▸ CHECK YOUR UNDERSTANDING
#1 For each statement, decide whether it agrees with the drug abuse treatment text below. Answer yes or no and quote the deciding words from the text. (a) Many insurance carriers support in-state assessment, detox and outpatient treatment. (b) Holding a prescription means that using a substance cannot be considered drug abuse. (c) Programs that promise recovery from addiction in one week are recommended.
#2 Quote the part of the drug abuse treatment text below that begins at the words "Because drug addiction" and ends after the words "at no cost.".
#3 Which program does the drug abuse treatment text below name as offering counseling and meetings at no cost to people without insurance?

▸ TEXT SECTION
========================

You should also note what potential programs to turn to during drug cravings. Some offer excellent nutrition and wellness plans that use healthy eating and exercise to reduce the physical and psychological want or need for a substance. Learning this coping skill is imperative to transitioning back into society, as you will be better prepared to face cravings once you are no longer in drug abuse treatment.
Some treatment programs promote quick sobriety through seemingly impossible means, such as herbal supplements or religious affiliation. When choosing a treatment facility, be wary of questionable claims like, "Shake your drug addiction in one week!" If the advertising sounds too good to be true, the program could potentially be a scam. Instead, look for organizations that include approval and certification from real doctors and health care providers. If a well-known drug abuse therapist or hospital recommends a clinic, for example, it is much more likely that you will have a successful treatment experience there.
Finances are another major part in your treatment program choice. Some facilities accept health insurance like United Healthcare, BlueCross BlueShield, Cigna, Humana and Medicaid. To learn what options are financially feasible for you, call your insurance provider and ask about any programs with which they are connected. Many carriers support in-state assessment, detox and outpatient treatment. Some also partially cover residential or inpatient treatment.
Because drug addiction is considered a disease, major health insurance providers must treat it like any other chronic condition that requires medical treatment. Make a call to the member services phone line at your insurance company and they can explain both in-network and out-of-network coverage for addiction and drug abuse treatment. Be sure to inquire about co-pays and deductibles so you don't receive a surprise bill months after you start a program. If you don't have insurance, you may be able to find outpatient programs like Narcotics Anonymous that offer counseling and meetings for patients at no cost.
Drug Abuse Facts
Every illegal use of a drug, from prescription medications to a hit of methamphetamine, creates an addiction risk for the user. One single dose of a club drug, for example, can cause long-term cognitive damage because it changes the chemical makeup of the brain. It is not always the substance that leads to a label of drug abuse. Instead, it is the nature in which the substance is used. For example, you may break a bone and require surgery. You will likely be prescribed some painkillers to promote healing in your body and make you more comfortable. If, however, you find that the medication creates feelings of euphoria so you pretend you need the drug longer than you do in order to get more pills, that is considered drug abuse. It doesn't matter that you have a prescription and the substance is technically legal.
Helping Your Family Cope
You are not the only one affected by your drug abuse. You family and friends may also appreciate going to therapy to learn how to cope with your addiction. Many people attend support meetings or join groups to mingle with others who are close to drug addicts to provide emotional assistance. When you go through treatment, those close to you must also learn to change their mindsets and behaviors to address these changes to the new you. Many patients have to stop associating with some former friends in order to stay away from illicit substances and avoid situations that may trigger drug abuse. Starting a hobby is a good way to meet new people outside of these social circles once you've received treatment.

========================

▸ SUPPLIED MATERIAL
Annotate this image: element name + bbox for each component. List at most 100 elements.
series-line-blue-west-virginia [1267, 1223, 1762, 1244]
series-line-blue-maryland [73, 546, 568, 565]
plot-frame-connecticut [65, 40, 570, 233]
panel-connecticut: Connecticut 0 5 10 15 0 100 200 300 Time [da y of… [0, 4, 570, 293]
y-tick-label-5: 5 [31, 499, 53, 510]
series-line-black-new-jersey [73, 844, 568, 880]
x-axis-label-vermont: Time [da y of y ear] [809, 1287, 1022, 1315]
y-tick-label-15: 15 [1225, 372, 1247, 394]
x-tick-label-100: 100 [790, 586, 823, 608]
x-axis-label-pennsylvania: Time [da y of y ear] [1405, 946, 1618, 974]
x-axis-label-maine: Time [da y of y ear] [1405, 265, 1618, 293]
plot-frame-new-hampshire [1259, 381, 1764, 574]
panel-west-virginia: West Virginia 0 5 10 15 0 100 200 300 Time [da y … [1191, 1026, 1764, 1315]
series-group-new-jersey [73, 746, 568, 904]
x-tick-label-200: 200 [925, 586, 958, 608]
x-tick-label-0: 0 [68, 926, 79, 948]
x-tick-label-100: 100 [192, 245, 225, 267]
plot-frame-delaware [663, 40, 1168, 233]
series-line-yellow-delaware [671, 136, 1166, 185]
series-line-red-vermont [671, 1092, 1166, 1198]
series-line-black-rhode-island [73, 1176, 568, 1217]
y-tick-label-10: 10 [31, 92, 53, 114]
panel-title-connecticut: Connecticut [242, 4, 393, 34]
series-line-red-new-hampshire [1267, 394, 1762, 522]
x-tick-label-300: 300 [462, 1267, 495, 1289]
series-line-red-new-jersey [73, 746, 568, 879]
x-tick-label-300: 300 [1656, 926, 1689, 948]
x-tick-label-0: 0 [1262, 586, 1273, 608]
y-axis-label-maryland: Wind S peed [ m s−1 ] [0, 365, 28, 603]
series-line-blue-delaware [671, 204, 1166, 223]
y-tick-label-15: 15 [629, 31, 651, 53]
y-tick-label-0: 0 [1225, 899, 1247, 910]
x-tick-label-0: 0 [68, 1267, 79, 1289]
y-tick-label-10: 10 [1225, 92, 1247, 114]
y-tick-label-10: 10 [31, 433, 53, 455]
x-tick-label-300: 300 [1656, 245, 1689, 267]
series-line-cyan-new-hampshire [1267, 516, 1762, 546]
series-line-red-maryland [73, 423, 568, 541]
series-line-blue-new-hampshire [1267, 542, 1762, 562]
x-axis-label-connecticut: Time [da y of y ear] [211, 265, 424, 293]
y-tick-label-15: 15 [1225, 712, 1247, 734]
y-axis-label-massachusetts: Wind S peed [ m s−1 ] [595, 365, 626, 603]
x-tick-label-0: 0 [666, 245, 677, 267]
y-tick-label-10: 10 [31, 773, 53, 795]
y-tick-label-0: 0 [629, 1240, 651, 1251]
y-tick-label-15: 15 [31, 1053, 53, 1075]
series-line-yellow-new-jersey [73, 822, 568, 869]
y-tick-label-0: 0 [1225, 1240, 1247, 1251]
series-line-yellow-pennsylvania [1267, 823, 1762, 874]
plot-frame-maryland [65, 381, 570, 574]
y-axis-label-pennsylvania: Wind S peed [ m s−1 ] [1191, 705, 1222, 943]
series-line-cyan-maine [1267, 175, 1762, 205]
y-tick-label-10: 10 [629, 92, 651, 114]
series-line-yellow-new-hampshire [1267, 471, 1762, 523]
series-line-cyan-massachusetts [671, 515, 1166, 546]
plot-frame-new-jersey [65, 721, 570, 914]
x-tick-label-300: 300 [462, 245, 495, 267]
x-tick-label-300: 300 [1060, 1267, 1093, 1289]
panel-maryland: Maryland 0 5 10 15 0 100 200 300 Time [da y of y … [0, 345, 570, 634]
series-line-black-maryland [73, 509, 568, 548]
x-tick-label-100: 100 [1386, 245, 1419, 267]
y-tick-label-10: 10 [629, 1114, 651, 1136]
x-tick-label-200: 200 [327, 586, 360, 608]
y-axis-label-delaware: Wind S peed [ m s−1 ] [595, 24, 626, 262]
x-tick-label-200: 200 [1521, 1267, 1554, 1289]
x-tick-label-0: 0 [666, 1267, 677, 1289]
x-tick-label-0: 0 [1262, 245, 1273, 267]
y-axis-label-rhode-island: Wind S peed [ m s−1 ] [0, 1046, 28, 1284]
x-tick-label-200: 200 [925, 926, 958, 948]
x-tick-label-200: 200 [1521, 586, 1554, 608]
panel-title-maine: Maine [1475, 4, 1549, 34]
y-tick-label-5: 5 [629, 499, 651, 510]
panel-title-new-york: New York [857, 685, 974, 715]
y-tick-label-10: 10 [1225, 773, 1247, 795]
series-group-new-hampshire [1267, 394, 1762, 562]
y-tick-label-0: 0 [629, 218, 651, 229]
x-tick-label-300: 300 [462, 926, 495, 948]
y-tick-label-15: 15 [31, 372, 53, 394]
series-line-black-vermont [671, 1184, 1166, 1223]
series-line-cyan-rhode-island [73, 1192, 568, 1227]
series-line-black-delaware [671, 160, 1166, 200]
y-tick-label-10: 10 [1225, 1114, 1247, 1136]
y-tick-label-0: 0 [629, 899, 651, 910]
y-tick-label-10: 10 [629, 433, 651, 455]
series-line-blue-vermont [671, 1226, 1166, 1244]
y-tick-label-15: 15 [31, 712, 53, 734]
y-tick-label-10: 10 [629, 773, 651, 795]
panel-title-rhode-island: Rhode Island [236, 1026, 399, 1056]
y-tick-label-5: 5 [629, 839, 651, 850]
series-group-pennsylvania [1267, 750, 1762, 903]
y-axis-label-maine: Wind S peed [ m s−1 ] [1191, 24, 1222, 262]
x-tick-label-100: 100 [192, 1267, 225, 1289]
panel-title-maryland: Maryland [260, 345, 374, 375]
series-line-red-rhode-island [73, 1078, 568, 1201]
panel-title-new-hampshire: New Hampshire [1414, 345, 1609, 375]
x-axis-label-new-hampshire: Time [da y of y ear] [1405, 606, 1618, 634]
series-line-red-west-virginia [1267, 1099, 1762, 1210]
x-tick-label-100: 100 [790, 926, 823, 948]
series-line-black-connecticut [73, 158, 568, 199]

========================

▸ SOLUTIONS
#1
(a) Yes: "Many carriers support in-state assessment, detox and outpatient treatment."
(b) No: "It doesn't matter that you have a prescription and the substance is technically legal."
(c) No: "be wary of questionable claims like, "Shake your drug addiction in one week!""

#2
Because drug addiction is considered a disease, major health insurance providers must treat it like any other chronic condition that requires medical treatment. Make a call to the member services phone line at your insurance company and they can explain both in-network and out-of-network coverage for addiction and drug abuse treatment. Be sure to inquire about co-pays and deductibles so you don't receive a surprise bill months after you start a program. If you don't have insurance, you may be able to find outpatient programs like Narcotics Anonymous that offer counseling and meetings for patients at no cost.

#3 Narcotics Anonymous.